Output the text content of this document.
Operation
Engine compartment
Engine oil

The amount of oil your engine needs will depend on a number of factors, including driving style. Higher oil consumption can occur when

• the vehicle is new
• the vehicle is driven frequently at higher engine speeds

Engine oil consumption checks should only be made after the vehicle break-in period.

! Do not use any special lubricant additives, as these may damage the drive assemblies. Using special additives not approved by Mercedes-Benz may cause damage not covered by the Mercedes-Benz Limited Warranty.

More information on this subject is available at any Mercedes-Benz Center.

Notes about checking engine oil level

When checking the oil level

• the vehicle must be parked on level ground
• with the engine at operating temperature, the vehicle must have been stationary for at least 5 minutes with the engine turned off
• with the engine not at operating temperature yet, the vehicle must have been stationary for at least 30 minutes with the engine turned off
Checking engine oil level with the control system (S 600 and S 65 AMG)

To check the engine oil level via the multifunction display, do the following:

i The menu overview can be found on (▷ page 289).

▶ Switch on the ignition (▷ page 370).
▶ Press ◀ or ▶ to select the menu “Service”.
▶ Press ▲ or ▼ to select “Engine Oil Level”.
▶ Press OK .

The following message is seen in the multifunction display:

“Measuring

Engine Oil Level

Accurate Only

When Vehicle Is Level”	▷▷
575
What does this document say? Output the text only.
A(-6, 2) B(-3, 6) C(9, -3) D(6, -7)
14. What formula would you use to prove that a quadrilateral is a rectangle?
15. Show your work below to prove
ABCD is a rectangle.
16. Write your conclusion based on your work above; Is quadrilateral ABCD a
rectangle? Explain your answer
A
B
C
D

- - -

Problem to solve: Your task is to repeat every line exactly.

Correct output:
Output the text content of this document.
Operation
Engine compartment
Engine oil

The amount of oil your engine needs will depend on a number of factors, including driving style. Higher oil consumption can occur when

• the vehicle is new
• the vehicle is driven frequently at higher engine speeds

Engine oil consumption checks should only be made after the vehicle break-in period.

! Do not use any special lubricant additives, as these may damage the drive assemblies. Using special additives not approved by Mercedes-Benz may cause damage not covered by the Mercedes-Benz Limited Warranty.

More information on this subject is available at any Mercedes-Benz Center.

Notes about checking engine oil level

When checking the oil level

• the vehicle must be parked on level ground
• with the engine at operating temperature, the vehicle must have been stationary for at least 5 minutes with the engine turned off
• with the engine not at operating temperature yet, the vehicle must have been stationary for at least 30 minutes with the engine turned off
Checking engine oil level with the control system (S 600 and S 65 AMG)

To check the engine oil level via the multifunction display, do the following:

i The menu overview can be found on (▷ page 289).

▶ Switch on the ignition (▷ page 370).
▶ Press ◀ or ▶ to select the menu “Service”.
▶ Press ▲ or ▼ to select “Engine Oil Level”.
▶ Press OK .

The following message is seen in the multifunction display:

“Measuring

Engine Oil Level

Accurate Only

When Vehicle Is Level”	▷▷
575
What does this document say? Output the text only.
A(-6, 2) B(-3, 6) C(9, -3) D(6, -7)
14. What formula would you use to prove that a quadrilateral is a rectangle?
15. Show your work below to prove
ABCD is a rectangle.
16. Write your conclusion based on your work above; Is quadrilateral ABCD a
rectangle? Explain your answer
A
B
C
D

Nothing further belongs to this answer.